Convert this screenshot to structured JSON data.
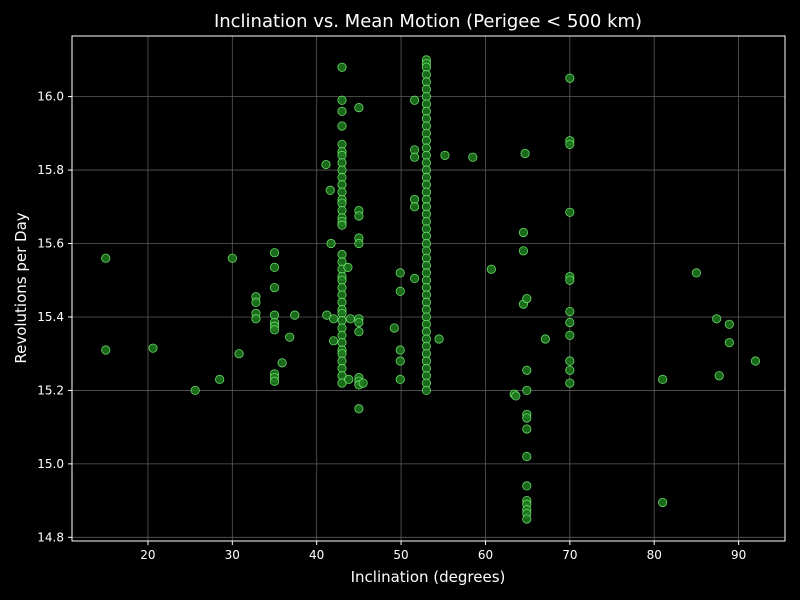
{
  "chart_data": {
    "type": "scatter",
    "title": "Inclination vs. Mean Motion (Perigee < 500 km)",
    "xlabel": "Inclination (degrees)",
    "ylabel": "Revolutions per Day",
    "xlim": [
      11,
      95.5
    ],
    "ylim": [
      14.79,
      16.165
    ],
    "xticks": [
      20,
      30,
      40,
      50,
      60,
      70,
      80,
      90
    ],
    "yticks": [
      14.8,
      15.0,
      15.2,
      15.4,
      15.6,
      15.8,
      16.0
    ],
    "ytick_labels": [
      "14.8",
      "15.0",
      "15.2",
      "15.4",
      "15.6",
      "15.8",
      "16.0"
    ],
    "grid": true,
    "colors": {
      "background": "#000000",
      "marker_fill": "#1f7a1f",
      "marker_edge": "#7dff7d",
      "grid": "#5a5a5a",
      "axes": "#ffffff"
    },
    "points": [
      [
        15.0,
        15.56
      ],
      [
        15.0,
        15.31
      ],
      [
        20.6,
        15.315
      ],
      [
        25.6,
        15.2
      ],
      [
        28.5,
        15.23
      ],
      [
        30.0,
        15.56
      ],
      [
        30.8,
        15.3
      ],
      [
        32.8,
        15.455
      ],
      [
        32.8,
        15.44
      ],
      [
        32.8,
        15.41
      ],
      [
        32.8,
        15.395
      ],
      [
        35.0,
        15.575
      ],
      [
        35.0,
        15.535
      ],
      [
        35.0,
        15.48
      ],
      [
        35.0,
        15.405
      ],
      [
        35.0,
        15.385
      ],
      [
        35.0,
        15.375
      ],
      [
        35.0,
        15.365
      ],
      [
        35.0,
        15.245
      ],
      [
        35.0,
        15.235
      ],
      [
        35.0,
        15.225
      ],
      [
        35.9,
        15.275
      ],
      [
        36.8,
        15.345
      ],
      [
        37.4,
        15.405
      ],
      [
        41.1,
        15.815
      ],
      [
        41.2,
        15.405
      ],
      [
        41.6,
        15.745
      ],
      [
        41.7,
        15.6
      ],
      [
        42.0,
        15.395
      ],
      [
        42.0,
        15.335
      ],
      [
        43.0,
        16.08
      ],
      [
        43.0,
        15.99
      ],
      [
        43.0,
        15.96
      ],
      [
        43.0,
        15.92
      ],
      [
        43.0,
        15.87
      ],
      [
        43.0,
        15.85
      ],
      [
        43.0,
        15.84
      ],
      [
        43.0,
        15.82
      ],
      [
        43.0,
        15.8
      ],
      [
        43.0,
        15.78
      ],
      [
        43.0,
        15.76
      ],
      [
        43.0,
        15.74
      ],
      [
        43.0,
        15.72
      ],
      [
        43.0,
        15.71
      ],
      [
        43.0,
        15.69
      ],
      [
        43.0,
        15.67
      ],
      [
        43.0,
        15.66
      ],
      [
        43.0,
        15.65
      ],
      [
        43.0,
        15.57
      ],
      [
        43.0,
        15.55
      ],
      [
        43.0,
        15.53
      ],
      [
        43.0,
        15.51
      ],
      [
        43.0,
        15.5
      ],
      [
        43.0,
        15.48
      ],
      [
        43.0,
        15.46
      ],
      [
        43.0,
        15.44
      ],
      [
        43.0,
        15.42
      ],
      [
        43.0,
        15.41
      ],
      [
        43.0,
        15.39
      ],
      [
        43.0,
        15.37
      ],
      [
        43.0,
        15.35
      ],
      [
        43.0,
        15.33
      ],
      [
        43.0,
        15.31
      ],
      [
        43.0,
        15.3
      ],
      [
        43.0,
        15.28
      ],
      [
        43.0,
        15.26
      ],
      [
        43.0,
        15.24
      ],
      [
        43.0,
        15.22
      ],
      [
        43.7,
        15.535
      ],
      [
        43.8,
        15.23
      ],
      [
        44.0,
        15.395
      ],
      [
        45.0,
        15.97
      ],
      [
        45.0,
        15.69
      ],
      [
        45.0,
        15.675
      ],
      [
        45.0,
        15.615
      ],
      [
        45.0,
        15.6
      ],
      [
        45.0,
        15.395
      ],
      [
        45.0,
        15.385
      ],
      [
        45.0,
        15.36
      ],
      [
        45.0,
        15.235
      ],
      [
        45.0,
        15.225
      ],
      [
        45.0,
        15.215
      ],
      [
        45.0,
        15.15
      ],
      [
        45.5,
        15.22
      ],
      [
        49.2,
        15.37
      ],
      [
        49.9,
        15.52
      ],
      [
        49.9,
        15.47
      ],
      [
        49.9,
        15.31
      ],
      [
        49.9,
        15.28
      ],
      [
        49.9,
        15.23
      ],
      [
        51.6,
        15.99
      ],
      [
        51.6,
        15.855
      ],
      [
        51.6,
        15.835
      ],
      [
        51.6,
        15.72
      ],
      [
        51.6,
        15.7
      ],
      [
        51.6,
        15.505
      ],
      [
        53.0,
        16.1
      ],
      [
        53.0,
        16.09
      ],
      [
        53.0,
        16.08
      ],
      [
        53.0,
        16.06
      ],
      [
        53.0,
        16.04
      ],
      [
        53.0,
        16.02
      ],
      [
        53.0,
        16.0
      ],
      [
        53.0,
        15.98
      ],
      [
        53.0,
        15.96
      ],
      [
        53.0,
        15.94
      ],
      [
        53.0,
        15.92
      ],
      [
        53.0,
        15.9
      ],
      [
        53.0,
        15.88
      ],
      [
        53.0,
        15.86
      ],
      [
        53.0,
        15.84
      ],
      [
        53.0,
        15.82
      ],
      [
        53.0,
        15.8
      ],
      [
        53.0,
        15.78
      ],
      [
        53.0,
        15.76
      ],
      [
        53.0,
        15.74
      ],
      [
        53.0,
        15.72
      ],
      [
        53.0,
        15.7
      ],
      [
        53.0,
        15.68
      ],
      [
        53.0,
        15.66
      ],
      [
        53.0,
        15.64
      ],
      [
        53.0,
        15.62
      ],
      [
        53.0,
        15.6
      ],
      [
        53.0,
        15.58
      ],
      [
        53.0,
        15.56
      ],
      [
        53.0,
        15.54
      ],
      [
        53.0,
        15.52
      ],
      [
        53.0,
        15.5
      ],
      [
        53.0,
        15.48
      ],
      [
        53.0,
        15.46
      ],
      [
        53.0,
        15.44
      ],
      [
        53.0,
        15.42
      ],
      [
        53.0,
        15.4
      ],
      [
        53.0,
        15.38
      ],
      [
        53.0,
        15.36
      ],
      [
        53.0,
        15.34
      ],
      [
        53.0,
        15.32
      ],
      [
        53.0,
        15.3
      ],
      [
        53.0,
        15.28
      ],
      [
        53.0,
        15.26
      ],
      [
        53.0,
        15.24
      ],
      [
        53.0,
        15.22
      ],
      [
        53.0,
        15.2
      ],
      [
        54.5,
        15.34
      ],
      [
        55.2,
        15.84
      ],
      [
        58.5,
        15.835
      ],
      [
        60.7,
        15.53
      ],
      [
        63.4,
        15.19
      ],
      [
        63.6,
        15.185
      ],
      [
        64.5,
        15.63
      ],
      [
        64.5,
        15.58
      ],
      [
        64.5,
        15.435
      ],
      [
        64.7,
        15.845
      ],
      [
        64.9,
        15.45
      ],
      [
        64.9,
        15.255
      ],
      [
        64.9,
        15.2
      ],
      [
        64.9,
        15.135
      ],
      [
        64.9,
        15.125
      ],
      [
        64.9,
        15.095
      ],
      [
        64.9,
        15.02
      ],
      [
        64.9,
        14.94
      ],
      [
        64.9,
        14.9
      ],
      [
        64.9,
        14.89
      ],
      [
        64.9,
        14.875
      ],
      [
        64.9,
        14.865
      ],
      [
        64.9,
        14.85
      ],
      [
        67.1,
        15.34
      ],
      [
        70.0,
        16.05
      ],
      [
        70.0,
        15.88
      ],
      [
        70.0,
        15.87
      ],
      [
        70.0,
        15.685
      ],
      [
        70.0,
        15.51
      ],
      [
        70.0,
        15.5
      ],
      [
        70.0,
        15.415
      ],
      [
        70.0,
        15.385
      ],
      [
        70.0,
        15.35
      ],
      [
        70.0,
        15.28
      ],
      [
        70.0,
        15.255
      ],
      [
        70.0,
        15.22
      ],
      [
        81.0,
        15.23
      ],
      [
        81.0,
        14.895
      ],
      [
        85.0,
        15.52
      ],
      [
        87.4,
        15.395
      ],
      [
        87.7,
        15.24
      ],
      [
        88.9,
        15.38
      ],
      [
        88.9,
        15.33
      ],
      [
        92.0,
        15.28
      ]
    ]
  }
}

--------------------------------

» **Brief**:
Looking at the records above, report how many lines contain the word "Inclination". Answer with the number only.

» **Solved exercise**:
2